EXERCISE:
Leaving out the pictures, please retype each record exactly.

━━━━━━━━━━

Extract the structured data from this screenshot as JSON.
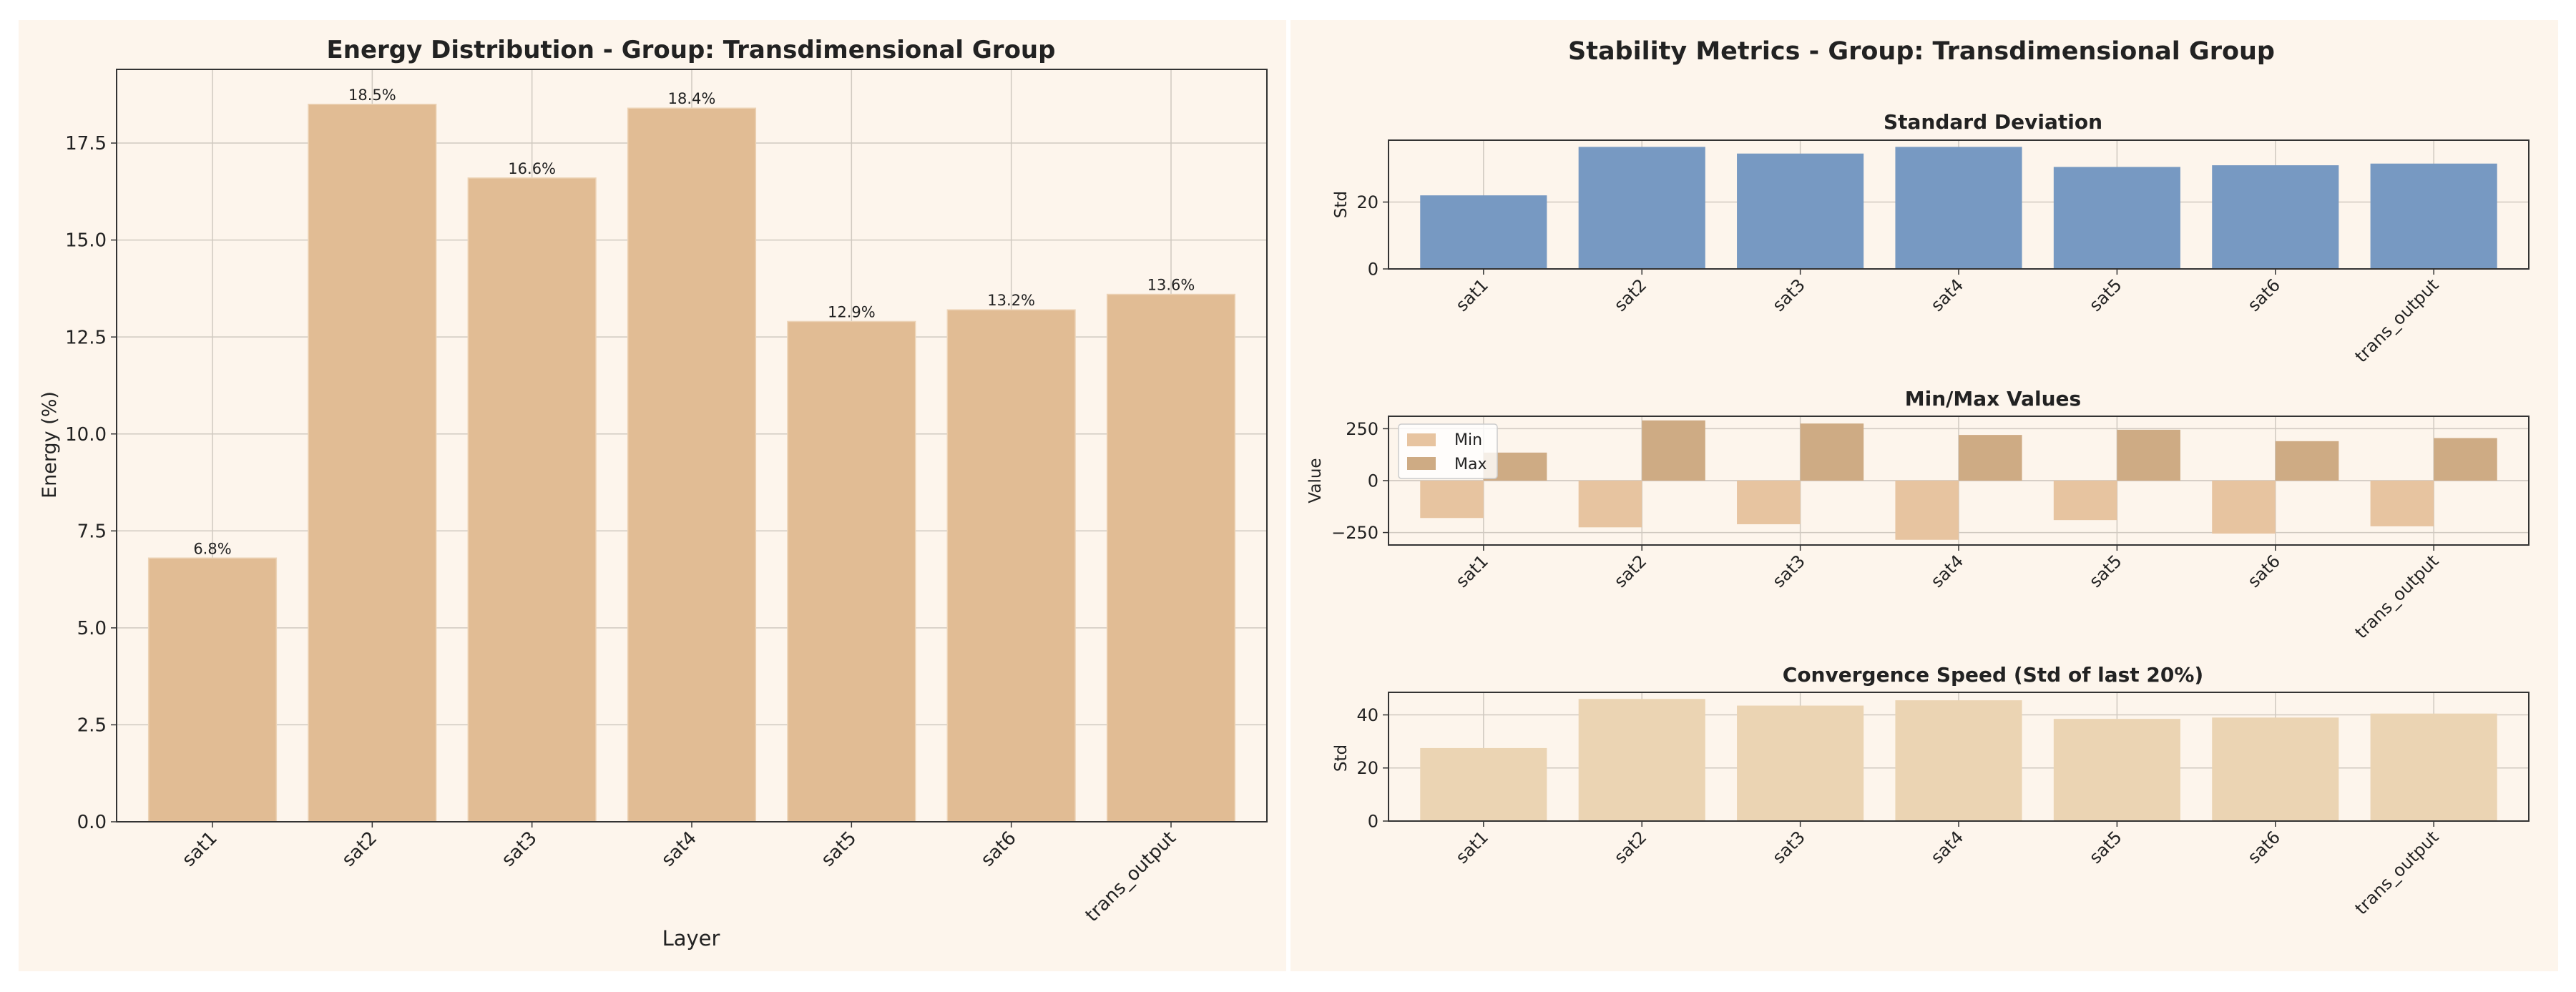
{
  "layers": [
    "sat1",
    "sat2",
    "sat3",
    "sat4",
    "sat5",
    "sat6",
    "trans_output"
  ],
  "colors": {
    "panel_bg": "#fdf5ec",
    "energy_bar": "#e1bc94",
    "std_bar": "#7799c2",
    "min_bar": "#e7c4a0",
    "max_bar": "#ceab84",
    "conv_bar": "#ebd4b3",
    "grid": "#d0c9c0",
    "axis": "#333333"
  },
  "chart_data": [
    {
      "type": "bar",
      "title": "Energy Distribution - Group: Transdimensional Group",
      "xlabel": "Layer",
      "ylabel": "Energy (%)",
      "categories": [
        "sat1",
        "sat2",
        "sat3",
        "sat4",
        "sat5",
        "sat6",
        "trans_output"
      ],
      "values": [
        6.8,
        18.5,
        16.6,
        18.4,
        12.9,
        13.2,
        13.6
      ],
      "data_labels": [
        "6.8%",
        "18.5%",
        "16.6%",
        "18.4%",
        "12.9%",
        "13.2%",
        "13.6%"
      ],
      "ylim": [
        0,
        19.4
      ],
      "yticks": [
        0.0,
        2.5,
        5.0,
        7.5,
        10.0,
        12.5,
        15.0,
        17.5
      ],
      "ytick_labels": [
        "0.0",
        "2.5",
        "5.0",
        "7.5",
        "10.0",
        "12.5",
        "15.0",
        "17.5"
      ],
      "grid": true
    },
    {
      "type": "bar",
      "suptitle": "Stability Metrics - Group: Transdimensional Group",
      "title": "Standard Deviation",
      "ylabel": "Std",
      "categories": [
        "sat1",
        "sat2",
        "sat3",
        "sat4",
        "sat5",
        "sat6",
        "trans_output"
      ],
      "values": [
        22,
        36.5,
        34.5,
        36.5,
        30.5,
        31,
        31.5
      ],
      "ylim": [
        0,
        38.5
      ],
      "yticks": [
        0,
        20
      ],
      "ytick_labels": [
        "0",
        "20"
      ],
      "grid": true
    },
    {
      "type": "bar",
      "title": "Min/Max Values",
      "ylabel": "Value",
      "categories": [
        "sat1",
        "sat2",
        "sat3",
        "sat4",
        "sat5",
        "sat6",
        "trans_output"
      ],
      "series": [
        {
          "name": "Min",
          "values": [
            -180,
            -225,
            -210,
            -285,
            -190,
            -255,
            -220
          ]
        },
        {
          "name": "Max",
          "values": [
            135,
            290,
            275,
            220,
            245,
            190,
            205
          ]
        }
      ],
      "ylim": [
        -310,
        310
      ],
      "yticks": [
        -250,
        0,
        250
      ],
      "ytick_labels": [
        "−250",
        "0",
        "250"
      ],
      "legend": "top-left",
      "grid": true
    },
    {
      "type": "bar",
      "title": "Convergence Speed (Std of last 20%)",
      "ylabel": "Std",
      "categories": [
        "sat1",
        "sat2",
        "sat3",
        "sat4",
        "sat5",
        "sat6",
        "trans_output"
      ],
      "values": [
        27.5,
        46,
        43.5,
        45.5,
        38.5,
        39,
        40.5
      ],
      "ylim": [
        0,
        48.5
      ],
      "yticks": [
        0,
        20,
        40
      ],
      "ytick_labels": [
        "0",
        "20",
        "40"
      ],
      "grid": true
    }
  ]
}
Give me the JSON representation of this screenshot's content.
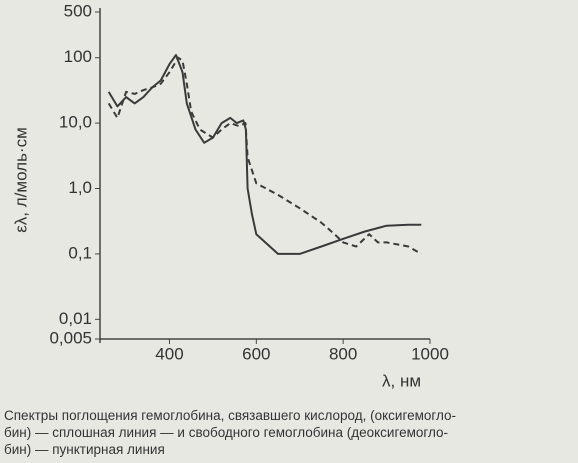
{
  "chart_data": {
    "type": "line",
    "ylabel": "ελ, л/моль·см",
    "xlabel": "λ, нм",
    "caption": [
      "Спектры поглощения гемоглобина, связавшего кислород, (оксигемогло-",
      "бин) — сплошная линия — и свободного гемоглобина (деоксигемогло-",
      "бин) — пунктирная линия"
    ],
    "yscale": "log",
    "xlim": [
      240,
      1000
    ],
    "xticks": [
      400,
      600,
      800,
      1000
    ],
    "ylim": [
      0.005,
      500
    ],
    "yticks": [
      {
        "value": 0.005,
        "label": "0,005"
      },
      {
        "value": 0.01,
        "label": "0,01"
      },
      {
        "value": 0.1,
        "label": "0,1"
      },
      {
        "value": 1,
        "label": "1,0"
      },
      {
        "value": 10,
        "label": "10,0"
      },
      100,
      500
    ],
    "series": [
      {
        "color": "#3a3a3a",
        "dashed": false,
        "x": [
          260,
          280,
          300,
          320,
          340,
          360,
          380,
          400,
          415,
          430,
          440,
          460,
          480,
          500,
          520,
          540,
          555,
          570,
          576,
          580,
          590,
          600,
          650,
          700,
          750,
          800,
          850,
          900,
          950,
          980
        ],
        "values": [
          30,
          18,
          25,
          20,
          25,
          35,
          45,
          80,
          110,
          60,
          20,
          8,
          5,
          6,
          10,
          12,
          10,
          11,
          8,
          1.0,
          0.4,
          0.2,
          0.1,
          0.1,
          0.13,
          0.17,
          0.22,
          0.27,
          0.28,
          0.28
        ]
      },
      {
        "color": "#3a3a3a",
        "dashed": true,
        "x": [
          260,
          280,
          300,
          320,
          340,
          360,
          380,
          400,
          420,
          430,
          440,
          450,
          470,
          500,
          520,
          540,
          560,
          575,
          580,
          600,
          650,
          700,
          750,
          780,
          800,
          830,
          860,
          880,
          900,
          950,
          980
        ],
        "values": [
          20,
          12,
          30,
          28,
          32,
          35,
          40,
          60,
          100,
          90,
          40,
          15,
          8,
          6,
          8,
          10,
          9,
          10,
          3,
          1.2,
          0.8,
          0.5,
          0.3,
          0.2,
          0.15,
          0.13,
          0.2,
          0.15,
          0.15,
          0.13,
          0.1
        ]
      }
    ]
  }
}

━━━━━━━━━━

TASK RESULT:
Extract the structured data from this screenshot as JSON.
{
  "layers": [
    "sat1",
    "sat2",
    "sat3",
    "sat4",
    "sat5",
    "sat6",
    "trans_output"
  ],
  "colors": {
    "panel_bg": "#fdf5ec",
    "energy_bar": "#e1bc94",
    "std_bar": "#7799c2",
    "min_bar": "#e7c4a0",
    "max_bar": "#ceab84",
    "conv_bar": "#ebd4b3",
    "grid": "#d0c9c0",
    "axis": "#333333"
  },
  "chart_data": [
    {
      "type": "bar",
      "title": "Energy Distribution - Group: Transdimensional Group",
      "xlabel": "Layer",
      "ylabel": "Energy (%)",
      "categories": [
        "sat1",
        "sat2",
        "sat3",
        "sat4",
        "sat5",
        "sat6",
        "trans_output"
      ],
      "values": [
        6.8,
        18.5,
        16.6,
        18.4,
        12.9,
        13.2,
        13.6
      ],
      "data_labels": [
        "6.8%",
        "18.5%",
        "16.6%",
        "18.4%",
        "12.9%",
        "13.2%",
        "13.6%"
      ],
      "ylim": [
        0,
        19.4
      ],
      "yticks": [
        0.0,
        2.5,
        5.0,
        7.5,
        10.0,
        12.5,
        15.0,
        17.5
      ],
      "ytick_labels": [
        "0.0",
        "2.5",
        "5.0",
        "7.5",
        "10.0",
        "12.5",
        "15.0",
        "17.5"
      ],
      "grid": true
    },
    {
      "type": "bar",
      "suptitle": "Stability Metrics - Group: Transdimensional Group",
      "title": "Standard Deviation",
      "ylabel": "Std",
      "categories": [
        "sat1",
        "sat2",
        "sat3",
        "sat4",
        "sat5",
        "sat6",
        "trans_output"
      ],
      "values": [
        22,
        36.5,
        34.5,
        36.5,
        30.5,
        31,
        31.5
      ],
      "ylim": [
        0,
        38.5
      ],
      "yticks": [
        0,
        20
      ],
      "ytick_labels": [
        "0",
        "20"
      ],
      "grid": true
    },
    {
      "type": "bar",
      "title": "Min/Max Values",
      "ylabel": "Value",
      "categories": [
        "sat1",
        "sat2",
        "sat3",
        "sat4",
        "sat5",
        "sat6",
        "trans_output"
      ],
      "series": [
        {
          "name": "Min",
          "values": [
            -180,
            -225,
            -210,
            -285,
            -190,
            -255,
            -220
          ]
        },
        {
          "name": "Max",
          "values": [
            135,
            290,
            275,
            220,
            245,
            190,
            205
          ]
        }
      ],
      "ylim": [
        -310,
        310
      ],
      "yticks": [
        -250,
        0,
        250
      ],
      "ytick_labels": [
        "−250",
        "0",
        "250"
      ],
      "legend": "top-left",
      "grid": true
    },
    {
      "type": "bar",
      "title": "Convergence Speed (Std of last 20%)",
      "ylabel": "Std",
      "categories": [
        "sat1",
        "sat2",
        "sat3",
        "sat4",
        "sat5",
        "sat6",
        "trans_output"
      ],
      "values": [
        27.5,
        46,
        43.5,
        45.5,
        38.5,
        39,
        40.5
      ],
      "ylim": [
        0,
        48.5
      ],
      "yticks": [
        0,
        20,
        40
      ],
      "ytick_labels": [
        "0",
        "20",
        "40"
      ],
      "grid": true
    }
  ]
}
Give me the JSON representation of this screenshot's content.
{
  "chart_data": {
    "type": "line",
    "ylabel": "ελ, л/моль·см",
    "xlabel": "λ, нм",
    "caption": [
      "Спектры поглощения гемоглобина, связавшего кислород, (оксигемогло-",
      "бин) — сплошная линия — и свободного гемоглобина (деоксигемогло-",
      "бин) — пунктирная линия"
    ],
    "yscale": "log",
    "xlim": [
      240,
      1000
    ],
    "xticks": [
      400,
      600,
      800,
      1000
    ],
    "ylim": [
      0.005,
      500
    ],
    "yticks": [
      {
        "value": 0.005,
        "label": "0,005"
      },
      {
        "value": 0.01,
        "label": "0,01"
      },
      {
        "value": 0.1,
        "label": "0,1"
      },
      {
        "value": 1,
        "label": "1,0"
      },
      {
        "value": 10,
        "label": "10,0"
      },
      100,
      500
    ],
    "series": [
      {
        "color": "#3a3a3a",
        "dashed": false,
        "x": [
          260,
          280,
          300,
          320,
          340,
          360,
          380,
          400,
          415,
          430,
          440,
          460,
          480,
          500,
          520,
          540,
          555,
          570,
          576,
          580,
          590,
          600,
          650,
          700,
          750,
          800,
          850,
          900,
          950,
          980
        ],
        "values": [
          30,
          18,
          25,
          20,
          25,
          35,
          45,
          80,
          110,
          60,
          20,
          8,
          5,
          6,
          10,
          12,
          10,
          11,
          8,
          1.0,
          0.4,
          0.2,
          0.1,
          0.1,
          0.13,
          0.17,
          0.22,
          0.27,
          0.28,
          0.28
        ]
      },
      {
        "color": "#3a3a3a",
        "dashed": true,
        "x": [
          260,
          280,
          300,
          320,
          340,
          360,
          380,
          400,
          420,
          430,
          440,
          450,
          470,
          500,
          520,
          540,
          560,
          575,
          580,
          600,
          650,
          700,
          750,
          780,
          800,
          830,
          860,
          880,
          900,
          950,
          980
        ],
        "values": [
          20,
          12,
          30,
          28,
          32,
          35,
          40,
          60,
          100,
          90,
          40,
          15,
          8,
          6,
          8,
          10,
          9,
          10,
          3,
          1.2,
          0.8,
          0.5,
          0.3,
          0.2,
          0.15,
          0.13,
          0.2,
          0.15,
          0.15,
          0.13,
          0.1
        ]
      }
    ]
  }
}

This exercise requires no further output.